# Written request:
Copy every line, leaving nothing out and adding nothing.

# Information shown:

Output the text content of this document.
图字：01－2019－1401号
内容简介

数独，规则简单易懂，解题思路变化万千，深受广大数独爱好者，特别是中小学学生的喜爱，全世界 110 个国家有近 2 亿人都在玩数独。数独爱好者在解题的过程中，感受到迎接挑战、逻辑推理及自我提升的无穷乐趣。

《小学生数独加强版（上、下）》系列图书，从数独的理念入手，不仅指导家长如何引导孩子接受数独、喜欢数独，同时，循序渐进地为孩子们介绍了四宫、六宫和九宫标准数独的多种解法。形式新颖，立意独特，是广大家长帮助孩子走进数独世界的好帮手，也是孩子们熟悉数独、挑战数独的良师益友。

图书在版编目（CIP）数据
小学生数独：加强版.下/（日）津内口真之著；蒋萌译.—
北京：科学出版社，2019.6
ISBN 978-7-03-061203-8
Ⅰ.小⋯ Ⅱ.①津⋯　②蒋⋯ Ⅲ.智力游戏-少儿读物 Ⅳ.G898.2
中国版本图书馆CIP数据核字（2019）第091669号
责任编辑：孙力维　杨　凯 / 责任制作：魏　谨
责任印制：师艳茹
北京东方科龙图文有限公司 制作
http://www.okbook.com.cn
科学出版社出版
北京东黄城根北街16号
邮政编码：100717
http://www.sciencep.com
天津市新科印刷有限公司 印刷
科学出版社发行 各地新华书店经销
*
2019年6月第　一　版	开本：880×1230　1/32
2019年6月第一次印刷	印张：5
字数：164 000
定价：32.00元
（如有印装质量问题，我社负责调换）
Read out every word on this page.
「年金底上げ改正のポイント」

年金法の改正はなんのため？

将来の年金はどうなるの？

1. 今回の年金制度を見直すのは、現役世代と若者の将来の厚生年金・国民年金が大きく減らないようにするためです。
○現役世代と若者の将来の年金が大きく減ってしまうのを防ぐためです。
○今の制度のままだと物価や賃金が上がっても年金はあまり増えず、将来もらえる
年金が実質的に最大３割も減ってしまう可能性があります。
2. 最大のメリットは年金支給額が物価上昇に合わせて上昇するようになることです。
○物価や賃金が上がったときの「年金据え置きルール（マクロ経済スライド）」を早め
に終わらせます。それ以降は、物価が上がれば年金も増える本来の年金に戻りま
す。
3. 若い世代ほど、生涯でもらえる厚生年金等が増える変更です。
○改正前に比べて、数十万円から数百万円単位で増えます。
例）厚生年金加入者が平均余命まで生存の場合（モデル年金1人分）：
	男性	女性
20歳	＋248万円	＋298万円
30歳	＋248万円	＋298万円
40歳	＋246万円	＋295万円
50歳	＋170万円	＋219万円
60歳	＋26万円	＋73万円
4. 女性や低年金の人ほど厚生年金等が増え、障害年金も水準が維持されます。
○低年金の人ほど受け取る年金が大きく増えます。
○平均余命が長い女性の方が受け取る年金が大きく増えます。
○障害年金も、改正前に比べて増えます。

# Solution to the problem:
Output the text content of this document.
图字：01－2019－1401号
内容简介

数独，规则简单易懂，解题思路变化万千，深受广大数独爱好者，特别是中小学学生的喜爱，全世界 110 个国家有近 2 亿人都在玩数独。数独爱好者在解题的过程中，感受到迎接挑战、逻辑推理及自我提升的无穷乐趣。

《小学生数独加强版（上、下）》系列图书，从数独的理念入手，不仅指导家长如何引导孩子接受数独、喜欢数独，同时，循序渐进地为孩子们介绍了四宫、六宫和九宫标准数独的多种解法。形式新颖，立意独特，是广大家长帮助孩子走进数独世界的好帮手，也是孩子们熟悉数独、挑战数独的良师益友。

图书在版编目（CIP）数据
小学生数独：加强版.下/（日）津内口真之著；蒋萌译.—
北京：科学出版社，2019.6
ISBN 978-7-03-061203-8
Ⅰ.小⋯ Ⅱ.①津⋯　②蒋⋯ Ⅲ.智力游戏-少儿读物 Ⅳ.G898.2
中国版本图书馆CIP数据核字（2019）第091669号
责任编辑：孙力维　杨　凯 / 责任制作：魏　谨
责任印制：师艳茹
北京东方科龙图文有限公司 制作
http://www.okbook.com.cn
科学出版社出版
北京东黄城根北街16号
邮政编码：100717
http://www.sciencep.com
天津市新科印刷有限公司 印刷
科学出版社发行 各地新华书店经销
*
2019年6月第　一　版	开本：880×1230　1/32
2019年6月第一次印刷	印张：5
字数：164 000
定价：32.00元
（如有印装质量问题，我社负责调换）
Read out every word on this page.
「年金底上げ改正のポイント」

年金法の改正はなんのため？

将来の年金はどうなるの？

1. 今回の年金制度を見直すのは、現役世代と若者の将来の厚生年金・国民年金が大きく減らないようにするためです。
○現役世代と若者の将来の年金が大きく減ってしまうのを防ぐためです。
○今の制度のままだと物価や賃金が上がっても年金はあまり増えず、将来もらえる
年金が実質的に最大３割も減ってしまう可能性があります。
2. 最大のメリットは年金支給額が物価上昇に合わせて上昇するようになることです。
○物価や賃金が上がったときの「年金据え置きルール（マクロ経済スライド）」を早め
に終わらせます。それ以降は、物価が上がれば年金も増える本来の年金に戻りま
す。
3. 若い世代ほど、生涯でもらえる厚生年金等が増える変更です。
○改正前に比べて、数十万円から数百万円単位で増えます。
例）厚生年金加入者が平均余命まで生存の場合（モデル年金1人分）：
	男性	女性
20歳	＋248万円	＋298万円
30歳	＋248万円	＋298万円
40歳	＋246万円	＋295万円
50歳	＋170万円	＋219万円
60歳	＋26万円	＋73万円
4. 女性や低年金の人ほど厚生年金等が増え、障害年金も水準が維持されます。
○低年金の人ほど受け取る年金が大きく増えます。
○平均余命が長い女性の方が受け取る年金が大きく増えます。
○障害年金も、改正前に比べて増えます。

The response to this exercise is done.